DATA FOR THIS EXERCISE:
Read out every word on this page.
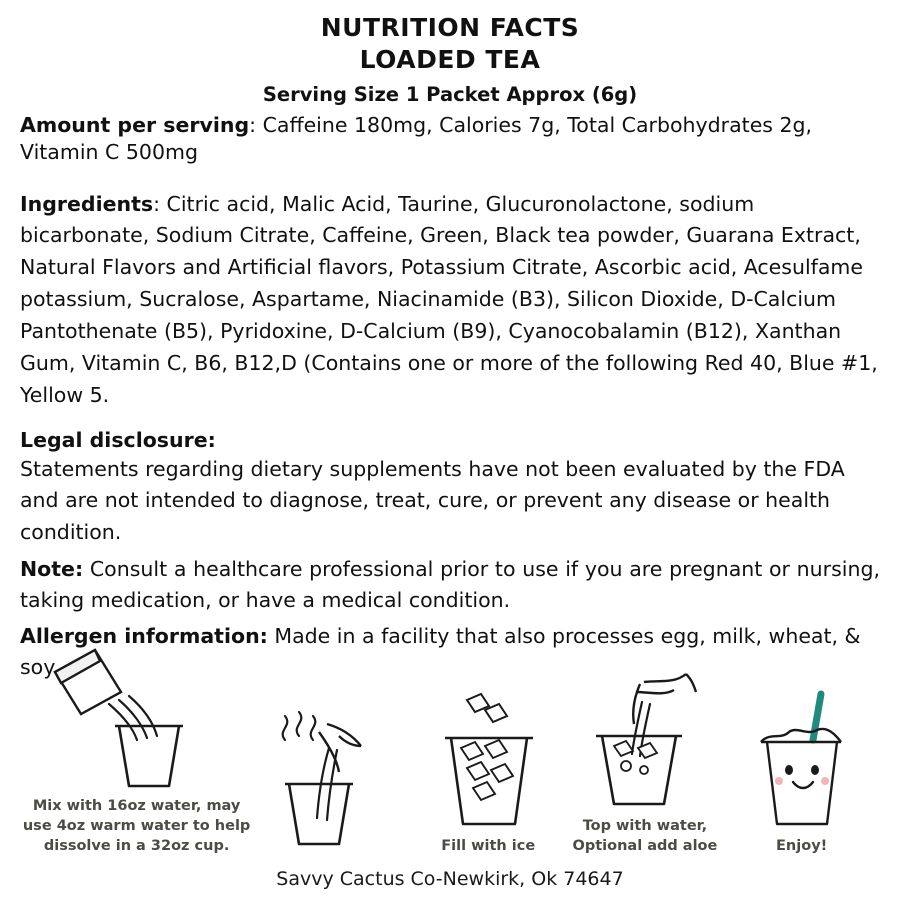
NUTRITION FACTS
LOADED TEA
Serving Size 1 Packet Approx (6g)
Amount per serving: Caffeine 180mg, Calories 7g, Total Carbohydrates 2g, Vitamin C 500mg
Ingredients: Citric acid, Malic Acid, Taurine, Glucuronolactone, sodium bicarbonate, Sodium Citrate, Caffeine, Green, Black tea powder, Guarana Extract, Natural Flavors and Artificial flavors, Potassium Citrate, Ascorbic acid, Acesulfame potassium, Sucralose, Aspartame, Niacinamide (B3), Silicon Dioxide, D-Calcium Pantothenate (B5), Pyridoxine, D-Calcium (B9), Cyanocobalamin (B12), Xanthan Gum, Vitamin C, B6, B12,D (Contains one or more of the following Red 40, Blue #1, Yellow 5.
Legal disclosure:
Statements regarding dietary supplements have not been evaluated by the FDA and are not intended to diagnose, treat, cure, or prevent any disease or health condition.
Note: Consult a healthcare professional prior to use if you are pregnant or nursing, taking medication, or have a medical condition.
Allergen information: Made in a facility that also processes egg, milk, wheat, & soy
Mix with 16oz water, may use 4oz warm water to help dissolve in a 32oz cup.	Fill with ice
Top with water, Optional add aloe	Enjoy!
Savvy Cactus Co-Newkirk, Ok 74647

EXERCISE GOAL: Copy every line from the records above that contains the word "water".

EXPECTED ANSWER:
Mix with 16oz water, may use 4oz warm water to help dissolve in a 32oz cup.	Fill with ice
Top with water, Optional add aloe	Enjoy!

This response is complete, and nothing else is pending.